-------- PASSAGE TO READ --------
David Weiche had founded an anti-gay group called Bikers Against Pedophiles, which equated homosexuality with pedophilia, and demanded homosexuality be made illegal again. Kellestine promptly joined Bikers Against Pedophiles, and was very active in the group, leading Bikers Against Pedophiles in their annual protests against Gay Pride Day, presenting himself as a defender of children against "deviant" homosexuals. Every June, Kellestine and Weiche would lead the Bikers Against Pedophiles group to London to protest Gay Pride Day while chanting "faggots" and other anti-gay slogans. Despite his claim to be a moral force protecting children from homosexual pedophiles, Kellestine made a home movie showing an obese man sexually assaulting a young woman at his farmhouse which ended with Kellestine ordering the woman to bare her breasts for his camera. In 1997, Giovanni "Boxer" Muscedere joined the Annihilators and became a protégé of Kellestine.

==Facing the Hells Angels==
In the 1990s, the Hells Angels were steadily taking over the outlaw biker scene in Canada, causing other bikers turn to the Bandidos club based in Houston, Texas as a counter. On 7 April 1998, Jeffrey LaBrash and Jody Hart, two leaders of the Outlaws biker gang, were gunned down leaving a strip club, the Beef Baron, by two men known to be associated with the Hells Angels in London, Ontario. LaBrash was the president of the London chapter of the Outlaws. His killers were brothers Paul and Duane Lewis.

A bikers' "rodeo" held by the shores of Lake Simcoe in August 1998, hosted by the Loners gang and attended by members of the Satan's Choice, Red Devils, Vagabonds, Last Chance and Para-Dice Riders gangs, was interrupted when the Hells Angels' elite Nomads chapter led by Walter Stadnick rode in unannounced from Montreal. The Hells Angels favored some of the bikers at the "rodeo" with their company while snubbing others. It was clear within the Ontario outlaw biker scene that henceforward one could be either for or against the Hells Angels.

On 15 December 1998, a London millionaire businessman, Salvatore Vecchio, who was widely believed to be linked with the Hells Angels, was murdered. His body was found buried in a swamp outside the Forest City as London is often called. Vecchio lived in a luxury condominium and was one of the few people in London, Ontario who owned a Ferrari. Besides real estate, Vecchio's fortune rested on the fact he was a loan shark and co-owner of a hardcore pornographic website with ties to both outlaw bikers and the Mafia. Vecchio had known the Lewis brothers and may have employed them as enforcers in his loan shark business. Because Vecchio's body was found close to Kellestine's farm and due to the similarity with O'Neil's murder in 1992, police believed that Kellestine was involved in Vecchio's murder, and may have been the gunman who killed him.
-------- DATA --------
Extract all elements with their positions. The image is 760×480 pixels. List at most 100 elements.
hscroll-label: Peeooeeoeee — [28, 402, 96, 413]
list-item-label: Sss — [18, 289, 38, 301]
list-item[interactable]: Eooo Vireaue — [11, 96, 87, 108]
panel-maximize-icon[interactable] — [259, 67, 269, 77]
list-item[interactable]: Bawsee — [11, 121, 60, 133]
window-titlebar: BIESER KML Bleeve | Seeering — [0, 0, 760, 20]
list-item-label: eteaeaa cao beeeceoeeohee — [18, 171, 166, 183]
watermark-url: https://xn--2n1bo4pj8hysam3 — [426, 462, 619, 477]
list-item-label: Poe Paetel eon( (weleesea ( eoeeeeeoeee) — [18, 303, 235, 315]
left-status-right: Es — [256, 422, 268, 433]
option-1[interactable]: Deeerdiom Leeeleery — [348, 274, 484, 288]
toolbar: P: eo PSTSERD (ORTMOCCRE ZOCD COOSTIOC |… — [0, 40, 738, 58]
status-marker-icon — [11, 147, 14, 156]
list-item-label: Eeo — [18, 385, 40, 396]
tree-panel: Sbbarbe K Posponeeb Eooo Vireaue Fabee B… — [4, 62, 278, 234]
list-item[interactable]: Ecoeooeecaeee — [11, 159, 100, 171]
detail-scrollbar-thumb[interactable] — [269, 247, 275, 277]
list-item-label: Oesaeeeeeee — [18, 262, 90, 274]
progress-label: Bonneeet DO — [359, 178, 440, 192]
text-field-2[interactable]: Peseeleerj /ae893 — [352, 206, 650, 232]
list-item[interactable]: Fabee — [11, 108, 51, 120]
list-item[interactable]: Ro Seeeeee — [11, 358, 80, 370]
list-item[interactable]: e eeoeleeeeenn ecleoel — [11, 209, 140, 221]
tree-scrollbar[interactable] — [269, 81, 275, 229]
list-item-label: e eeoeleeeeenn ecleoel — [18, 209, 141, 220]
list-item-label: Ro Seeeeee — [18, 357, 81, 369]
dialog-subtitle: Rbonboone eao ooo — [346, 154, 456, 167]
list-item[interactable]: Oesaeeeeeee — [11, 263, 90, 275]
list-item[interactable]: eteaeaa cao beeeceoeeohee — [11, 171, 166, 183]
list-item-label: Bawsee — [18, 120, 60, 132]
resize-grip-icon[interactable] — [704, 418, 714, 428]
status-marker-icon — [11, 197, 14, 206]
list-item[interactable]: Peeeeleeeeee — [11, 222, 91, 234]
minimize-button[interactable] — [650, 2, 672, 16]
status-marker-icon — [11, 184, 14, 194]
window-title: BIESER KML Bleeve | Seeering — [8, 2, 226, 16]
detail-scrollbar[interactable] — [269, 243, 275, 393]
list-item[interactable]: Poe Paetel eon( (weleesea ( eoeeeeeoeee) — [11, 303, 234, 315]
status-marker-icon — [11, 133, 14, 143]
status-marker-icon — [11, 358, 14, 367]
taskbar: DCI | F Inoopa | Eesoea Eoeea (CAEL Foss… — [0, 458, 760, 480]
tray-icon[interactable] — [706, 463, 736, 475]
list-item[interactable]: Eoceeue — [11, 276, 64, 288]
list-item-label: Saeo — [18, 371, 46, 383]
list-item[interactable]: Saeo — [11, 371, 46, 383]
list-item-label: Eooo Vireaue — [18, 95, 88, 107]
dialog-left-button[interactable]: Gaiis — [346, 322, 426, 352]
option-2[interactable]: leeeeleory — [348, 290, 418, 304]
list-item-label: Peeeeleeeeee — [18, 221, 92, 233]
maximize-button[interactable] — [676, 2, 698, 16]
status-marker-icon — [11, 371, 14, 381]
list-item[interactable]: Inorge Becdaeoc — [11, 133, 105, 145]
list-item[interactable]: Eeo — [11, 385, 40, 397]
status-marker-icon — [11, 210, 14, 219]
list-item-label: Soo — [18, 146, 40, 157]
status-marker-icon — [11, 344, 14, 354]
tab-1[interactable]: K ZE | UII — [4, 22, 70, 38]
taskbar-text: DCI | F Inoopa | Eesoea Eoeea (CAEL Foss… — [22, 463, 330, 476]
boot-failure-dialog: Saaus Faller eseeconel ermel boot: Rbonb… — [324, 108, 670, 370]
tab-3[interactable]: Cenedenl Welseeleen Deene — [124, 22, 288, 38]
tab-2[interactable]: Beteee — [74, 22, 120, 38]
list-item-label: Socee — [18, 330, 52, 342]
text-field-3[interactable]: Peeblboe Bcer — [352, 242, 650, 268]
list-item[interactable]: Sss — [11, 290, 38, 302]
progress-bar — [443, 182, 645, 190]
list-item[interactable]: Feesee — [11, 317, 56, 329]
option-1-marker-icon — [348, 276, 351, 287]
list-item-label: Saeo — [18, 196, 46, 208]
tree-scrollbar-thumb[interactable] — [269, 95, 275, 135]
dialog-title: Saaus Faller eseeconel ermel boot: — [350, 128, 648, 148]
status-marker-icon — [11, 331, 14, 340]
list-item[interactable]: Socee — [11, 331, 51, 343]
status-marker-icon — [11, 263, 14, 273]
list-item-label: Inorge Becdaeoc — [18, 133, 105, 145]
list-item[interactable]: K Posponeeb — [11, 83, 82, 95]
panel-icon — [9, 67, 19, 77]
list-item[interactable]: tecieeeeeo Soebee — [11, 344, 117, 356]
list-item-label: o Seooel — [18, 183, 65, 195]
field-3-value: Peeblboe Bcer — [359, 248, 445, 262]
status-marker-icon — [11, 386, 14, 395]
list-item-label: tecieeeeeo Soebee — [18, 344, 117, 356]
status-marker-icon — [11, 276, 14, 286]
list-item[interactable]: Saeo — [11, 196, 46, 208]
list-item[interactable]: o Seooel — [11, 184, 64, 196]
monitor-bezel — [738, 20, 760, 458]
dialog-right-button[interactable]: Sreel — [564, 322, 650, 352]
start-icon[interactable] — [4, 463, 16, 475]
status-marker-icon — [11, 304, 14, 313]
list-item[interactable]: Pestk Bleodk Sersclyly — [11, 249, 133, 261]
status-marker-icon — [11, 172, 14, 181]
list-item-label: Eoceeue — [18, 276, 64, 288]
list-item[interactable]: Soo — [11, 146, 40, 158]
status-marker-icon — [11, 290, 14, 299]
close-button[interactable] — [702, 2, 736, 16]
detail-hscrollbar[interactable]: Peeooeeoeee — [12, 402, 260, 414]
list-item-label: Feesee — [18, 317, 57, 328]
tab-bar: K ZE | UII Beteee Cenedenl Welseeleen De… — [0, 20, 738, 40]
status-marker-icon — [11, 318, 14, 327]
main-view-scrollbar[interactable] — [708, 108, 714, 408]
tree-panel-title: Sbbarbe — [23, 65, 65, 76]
--------
** DIRECTIVE 1 **
Swap "swamp" for "marsh" and give the biker-gang passage again, starting with "On 15 December" and going on through "who killed him.".
** DIRECTIVE 2 **
In the biker-gang passage:
(a) In what year did Giovanni "Boxer" Muscedere join the Annihilators?
(b) Which gang hosted the bikers' "rodeo" by the shores of Lake Simcoe?
(c) Who led the Nomads chapter that rode in from Montreal?
The listing has no connection to the biker-gang passage.

** WRITTEN ANSWER 1 **
On 15 December 1998, a London millionaire businessman, Salvatore Vecchio, who was widely believed to be linked with the Hells Angels, was murdered. His body was found buried in a marsh outside the Forest City as London is often called. Vecchio lived in a luxury condominium and was one of the few people in London, Ontario who owned a Ferrari. Besides real estate, Vecchio's fortune rested on the fact he was a loan shark and co-owner of a hardcore pornographic website with ties to both outlaw bikers and the Mafia. Vecchio had known the Lewis brothers and may have employed them as enforcers in his loan shark business. Because Vecchio's body was found close to Kellestine's farm and due to the similarity with O'Neil's murder in 1992, police believed that Kellestine was involved in Vecchio's murder, and may have been the gunman who killed him.

** WRITTEN ANSWER 2 **
(a) 1997
(b) The Loners
(c) Walter Stadnick